-- Set task --
Repeat the records in full and exactly, omitting pictures.
### Entries shown ###
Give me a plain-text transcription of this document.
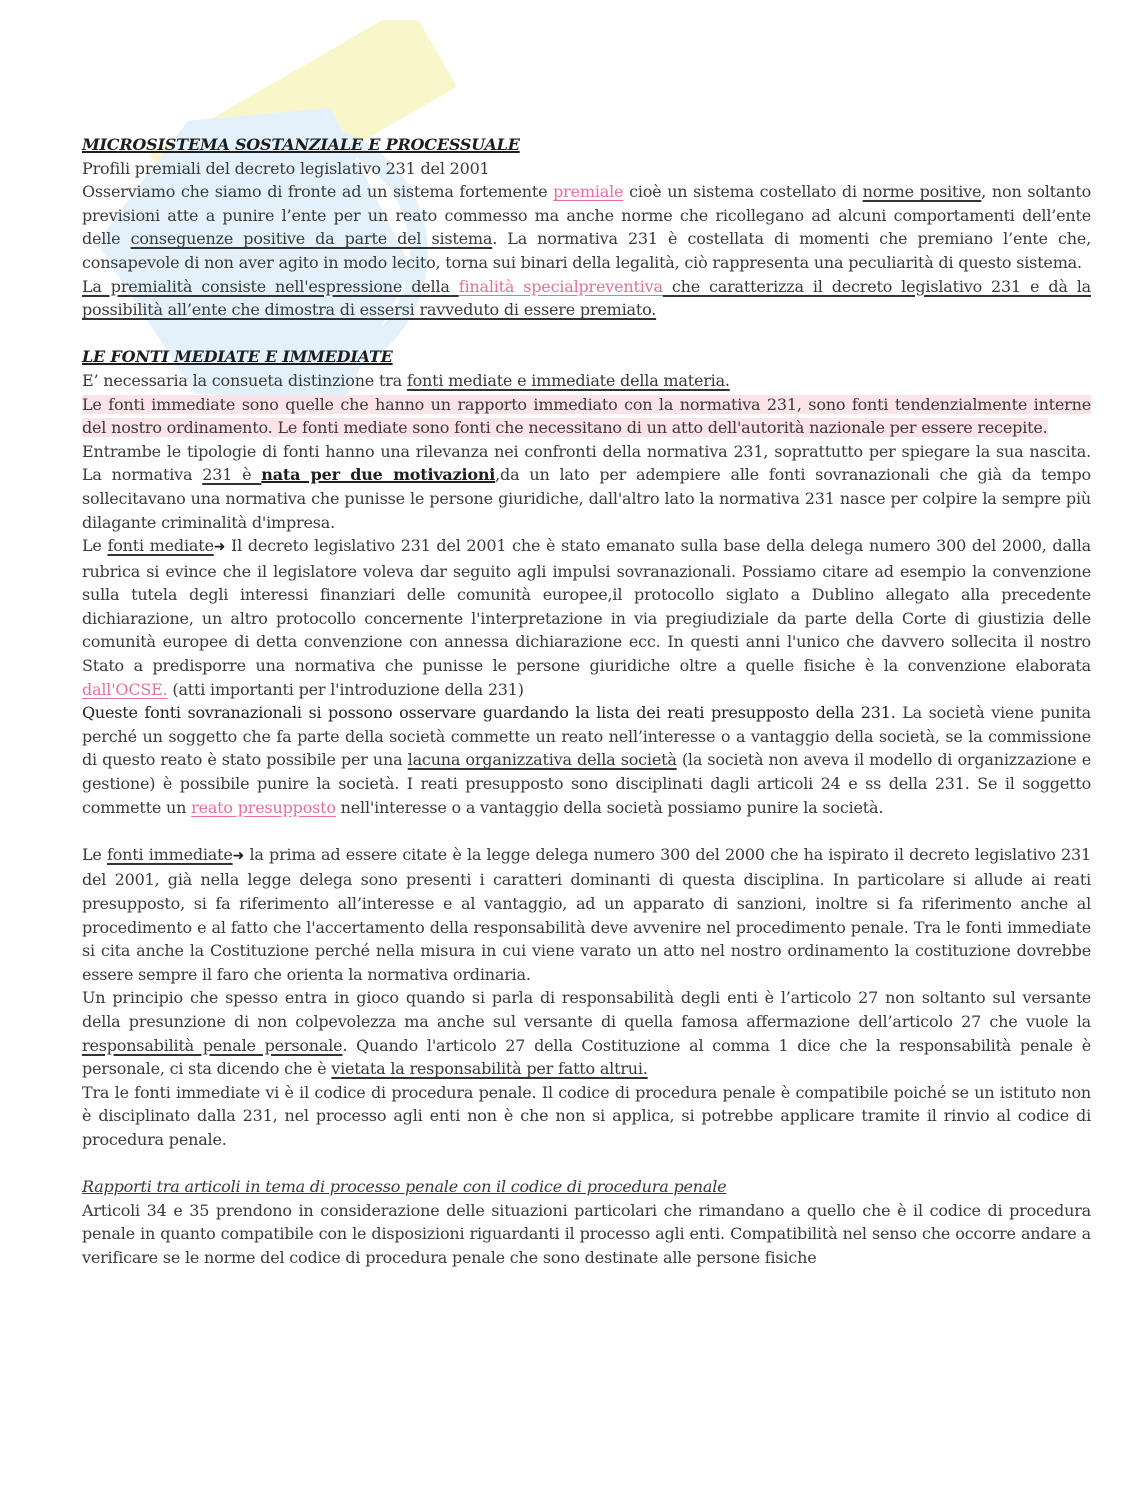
MICROSISTEMA SOSTANZIALE E PROCESSUALE

Profili premiali del decreto legislativo 231 del 2001

Osserviamo che siamo di fronte ad un sistema fortemente premiale cioè un sistema costellato di norme positive, non soltanto previsioni atte a punire l’ente per un reato commesso ma anche norme che ricollegano ad alcuni comportamenti dell’ente delle conseguenze positive da parte del sistema. La normativa 231 è costellata di momenti che premiano l’ente che, consapevole di non aver agito in modo lecito, torna sui binari della legalità, ciò rappresenta una peculiarità di questo sistema.

La premialità consiste nell'espressione della finalità specialpreventiva che caratterizza il decreto legislativo 231 e dà la possibilità all’ente che dimostra di essersi ravveduto di essere premiato.

LE FONTI MEDIATE E IMMEDIATE

E’ necessaria la consueta distinzione tra fonti mediate e immediate della materia.

Le fonti immediate sono quelle che hanno un rapporto immediato con la normativa 231, sono fonti tendenzialmente interne del nostro ordinamento. Le fonti mediate sono fonti che necessitano di un atto dell'autorità nazionale per essere recepite.

Entrambe le tipologie di fonti hanno una rilevanza nei confronti della normativa 231, soprattutto per spiegare la sua nascita. La normativa 231 è nata per due motivazioni,da un lato per adempiere alle fonti sovranazionali che già da tempo sollecitavano una normativa che punisse le persone giuridiche, dall'altro lato la normativa 231 nasce per colpire la sempre più dilagante criminalità d'impresa.

Le fonti mediate➜ Il decreto legislativo 231 del 2001 che è stato emanato sulla base della delega numero 300 del 2000, dalla rubrica si evince che il legislatore voleva dar seguito agli impulsi sovranazionali. Possiamo citare ad esempio la convenzione sulla tutela degli interessi finanziari delle comunità europee,il protocollo siglato a Dublino allegato alla precedente dichiarazione, un altro protocollo concernente l'interpretazione in via pregiudiziale da parte della Corte di giustizia delle comunità europee di detta convenzione con annessa dichiarazione ecc. In questi anni l'unico che davvero sollecita il nostro Stato a predisporre una normativa che punisse le persone giuridiche oltre a quelle fisiche è la convenzione elaborata dall'OCSE. (atti importanti per l'introduzione della 231)

Queste fonti sovranazionali si possono osservare guardando la lista dei reati presupposto della 231. La società viene punita perché un soggetto che fa parte della società commette un reato nell’interesse o a vantaggio della società, se la commissione di questo reato è stato possibile per una lacuna organizzativa della società (la società non aveva il modello di organizzazione e gestione) è possibile punire la società. I reati presupposto sono disciplinati dagli articoli 24 e ss della 231. Se il soggetto commette un reato presupposto nell'interesse o a vantaggio della società possiamo punire la società.

Le fonti immediate➜ la prima ad essere citate è la legge delega numero 300 del 2000 che ha ispirato il decreto legislativo 231 del 2001, già nella legge delega sono presenti i caratteri dominanti di questa disciplina. In particolare si allude ai reati presupposto, si fa riferimento all’interesse e al vantaggio, ad un apparato di sanzioni, inoltre si fa riferimento anche al procedimento e al fatto che l'accertamento della responsabilità deve avvenire nel procedimento penale. Tra le fonti immediate si cita anche la Costituzione perché nella misura in cui viene varato un atto nel nostro ordinamento la costituzione dovrebbe essere sempre il faro che orienta la normativa ordinaria.

Un principio che spesso entra in gioco quando si parla di responsabilità degli enti è l’articolo 27 non soltanto sul versante della presunzione di non colpevolezza ma anche sul versante di quella famosa affermazione dell’articolo 27 che vuole la responsabilità penale personale. Quando l'articolo 27 della Costituzione al comma 1 dice che la responsabilità penale è personale, ci sta dicendo che è vietata la responsabilità per fatto altrui.

Tra le fonti immediate vi è il codice di procedura penale. Il codice di procedura penale è compatibile poiché se un istituto non è disciplinato dalla 231, nel processo agli enti non è che non si applica, si potrebbe applicare tramite il rinvio al codice di procedura penale.

Rapporti tra articoli in tema di processo penale con il codice di procedura penale

Articoli 34 e 35 prendono in considerazione delle situazioni particolari che rimandano a quello che è il codice di procedura penale in quanto compatibile con le disposizioni riguardanti il processo agli enti. Compatibilità nel senso che occorre andare a verificare se le norme del codice di procedura penale che sono destinate alle persone fisiche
###
-- Task answer --
Give me a plain-text transcription of this document.
MICROSISTEMA SOSTANZIALE E PROCESSUALE

Profili premiali del decreto legislativo 231 del 2001

Osserviamo che siamo di fronte ad un sistema fortemente premiale cioè un sistema costellato di norme positive, non soltanto previsioni atte a punire l’ente per un reato commesso ma anche norme che ricollegano ad alcuni comportamenti dell’ente delle conseguenze positive da parte del sistema. La normativa 231 è costellata di momenti che premiano l’ente che, consapevole di non aver agito in modo lecito, torna sui binari della legalità, ciò rappresenta una peculiarità di questo sistema.

La premialità consiste nell'espressione della finalità specialpreventiva che caratterizza il decreto legislativo 231 e dà la possibilità all’ente che dimostra di essersi ravveduto di essere premiato.

LE FONTI MEDIATE E IMMEDIATE

E’ necessaria la consueta distinzione tra fonti mediate e immediate della materia.

Le fonti immediate sono quelle che hanno un rapporto immediato con la normativa 231, sono fonti tendenzialmente interne del nostro ordinamento. Le fonti mediate sono fonti che necessitano di un atto dell'autorità nazionale per essere recepite.

Entrambe le tipologie di fonti hanno una rilevanza nei confronti della normativa 231, soprattutto per spiegare la sua nascita. La normativa 231 è nata per due motivazioni,da un lato per adempiere alle fonti sovranazionali che già da tempo sollecitavano una normativa che punisse le persone giuridiche, dall'altro lato la normativa 231 nasce per colpire la sempre più dilagante criminalità d'impresa.

Le fonti mediate➜ Il decreto legislativo 231 del 2001 che è stato emanato sulla base della delega numero 300 del 2000, dalla rubrica si evince che il legislatore voleva dar seguito agli impulsi sovranazionali. Possiamo citare ad esempio la convenzione sulla tutela degli interessi finanziari delle comunità europee,il protocollo siglato a Dublino allegato alla precedente dichiarazione, un altro protocollo concernente l'interpretazione in via pregiudiziale da parte della Corte di giustizia delle comunità europee di detta convenzione con annessa dichiarazione ecc. In questi anni l'unico che davvero sollecita il nostro Stato a predisporre una normativa che punisse le persone giuridiche oltre a quelle fisiche è la convenzione elaborata dall'OCSE. (atti importanti per l'introduzione della 231)

Queste fonti sovranazionali si possono osservare guardando la lista dei reati presupposto della 231. La società viene punita perché un soggetto che fa parte della società commette un reato nell’interesse o a vantaggio della società, se la commissione di questo reato è stato possibile per una lacuna organizzativa della società (la società non aveva il modello di organizzazione e gestione) è possibile punire la società. I reati presupposto sono disciplinati dagli articoli 24 e ss della 231. Se il soggetto commette un reato presupposto nell'interesse o a vantaggio della società possiamo punire la società.

Le fonti immediate➜ la prima ad essere citate è la legge delega numero 300 del 2000 che ha ispirato il decreto legislativo 231 del 2001, già nella legge delega sono presenti i caratteri dominanti di questa disciplina. In particolare si allude ai reati presupposto, si fa riferimento all’interesse e al vantaggio, ad un apparato di sanzioni, inoltre si fa riferimento anche al procedimento e al fatto che l'accertamento della responsabilità deve avvenire nel procedimento penale. Tra le fonti immediate si cita anche la Costituzione perché nella misura in cui viene varato un atto nel nostro ordinamento la costituzione dovrebbe essere sempre il faro che orienta la normativa ordinaria.

Un principio che spesso entra in gioco quando si parla di responsabilità degli enti è l’articolo 27 non soltanto sul versante della presunzione di non colpevolezza ma anche sul versante di quella famosa affermazione dell’articolo 27 che vuole la responsabilità penale personale. Quando l'articolo 27 della Costituzione al comma 1 dice che la responsabilità penale è personale, ci sta dicendo che è vietata la responsabilità per fatto altrui.

Tra le fonti immediate vi è il codice di procedura penale. Il codice di procedura penale è compatibile poiché se un istituto non è disciplinato dalla 231, nel processo agli enti non è che non si applica, si potrebbe applicare tramite il rinvio al codice di procedura penale.

Rapporti tra articoli in tema di processo penale con il codice di procedura penale

Articoli 34 e 35 prendono in considerazione delle situazioni particolari che rimandano a quello che è il codice di procedura penale in quanto compatibile con le disposizioni riguardanti il processo agli enti. Compatibilità nel senso che occorre andare a verificare se le norme del codice di procedura penale che sono destinate alle persone fisiche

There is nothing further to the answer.